#### EXERCISE BRIEF:
Copy out all lines with the word "both" in them.

#### Entries from a dataset:
--------

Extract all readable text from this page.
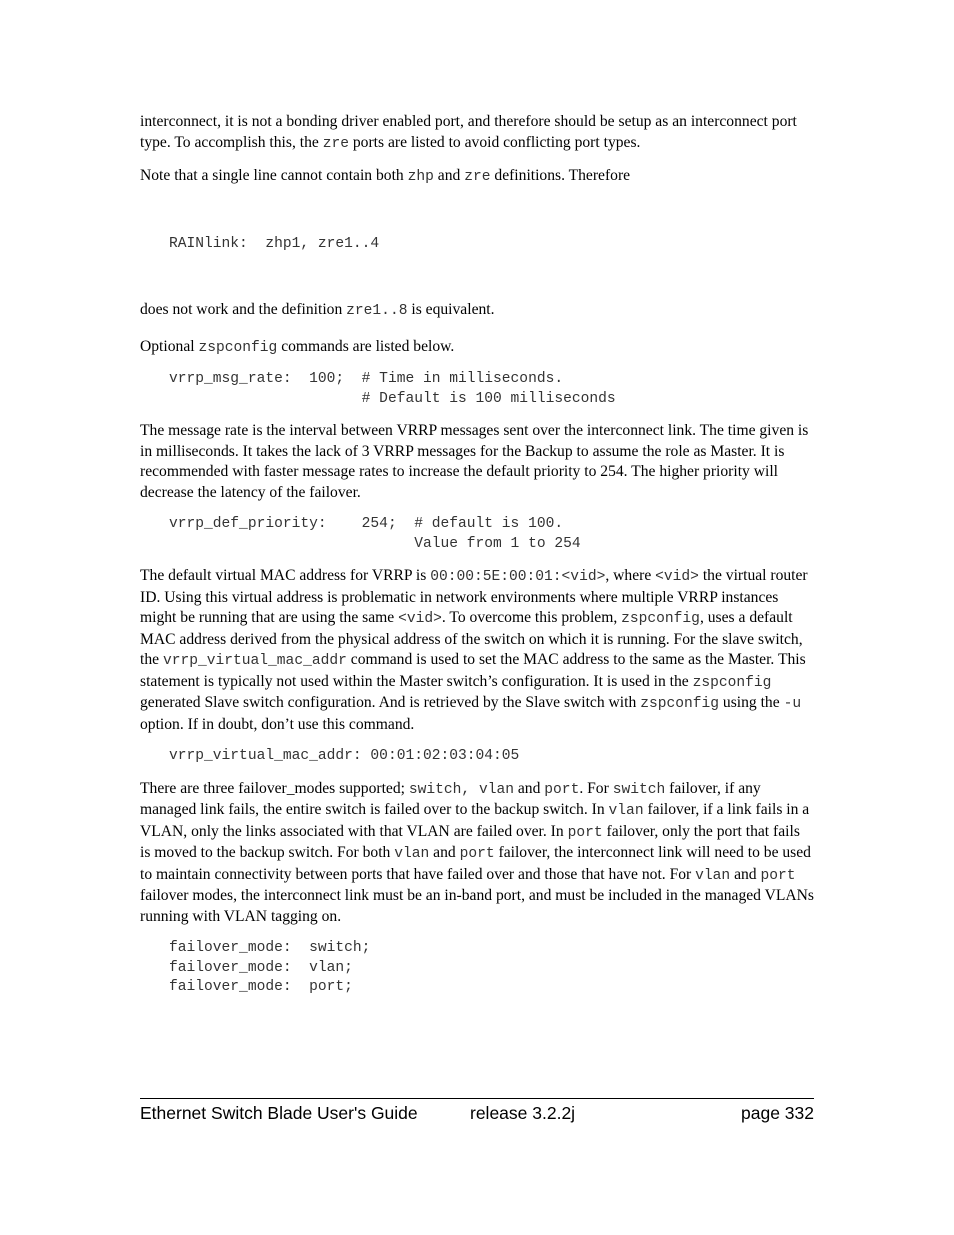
interconnect, it is not a bonding driver enabled port, and therefore should be setup as an interconnect port type. To accomplish this, the zre ports are listed to avoid conflicting port types.

Note that a single line cannot contain both zhp and zre definitions. Therefore

RAINlink:  zhp1, zre1..4

does not work and the definition zre1..8 is equivalent.

Optional zspconfig commands are listed below.

vrrp_msg_rate:  100;  # Time in milliseconds.
# Default is 100 milliseconds

The message rate is the interval between VRRP messages sent over the interconnect link. The time given is in milliseconds. It takes the lack of 3 VRRP messages for the Backup to assume the role as Master. It is recommended with faster message rates to increase the default priority to 254. The higher priority will decrease the latency of the failover.

vrrp_def_priority:    254;  # default is 100.
Value from 1 to 254

The default virtual MAC address for VRRP is 00:00:5E:00:01:<vid>, where <vid> the virtual router ID. Using this virtual address is problematic in network environments where multiple VRRP instances might be running that are using the same <vid>. To overcome this problem, zspconfig, uses a default MAC address derived from the physical address of the switch on which it is running. For the slave switch, the vrrp_virtual_mac_addr command is used to set the MAC address to the same as the Master. This statement is typically not used within the Master switch’s configuration. It is used in the zspconfig generated Slave switch configuration. And is retrieved by the Slave switch with zspconfig using the -u option. If in doubt, don’t use this command.

vrrp_virtual_mac_addr: 00:01:02:03:04:05

There are three failover_modes supported; switch, vlan and port. For switch failover, if any managed link fails, the entire switch is failed over to the backup switch. In vlan failover, if a link fails in a VLAN, only the links associated with that VLAN are failed over. In port failover, only the port that fails is moved to the backup switch. For both vlan and port failover, the interconnect link will need to be used to maintain connectivity between ports that have failed over and those that have not. For vlan and port failover modes, the interconnect link must be an in-band port, and must be included in the managed VLANs running with VLAN tagging on.

failover_mode:  switch;
failover_mode:  vlan;
failover_mode:  port;
Ethernet Switch Blade User's Guide	release 3.2.2j	page 332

--------

#### EXERCISE RESULT:
Note that a single line cannot contain both zhp and zre definitions. Therefore
There are three failover_modes supported; switch, vlan and port. For switch failover, if any managed link fails, the entire switch is failed over to the backup switch. In vlan failover, if a link fails in a VLAN, only the links associated with that VLAN are failed over. In port failover, only the port that fails is moved to the backup switch. For both vlan and port failover, the interconnect link will need to be used to maintain connectivity between ports that have failed over and those that have not. For vlan and port failover modes, the interconnect link must be an in-band port, and must be included in the managed VLANs running with VLAN tagging on.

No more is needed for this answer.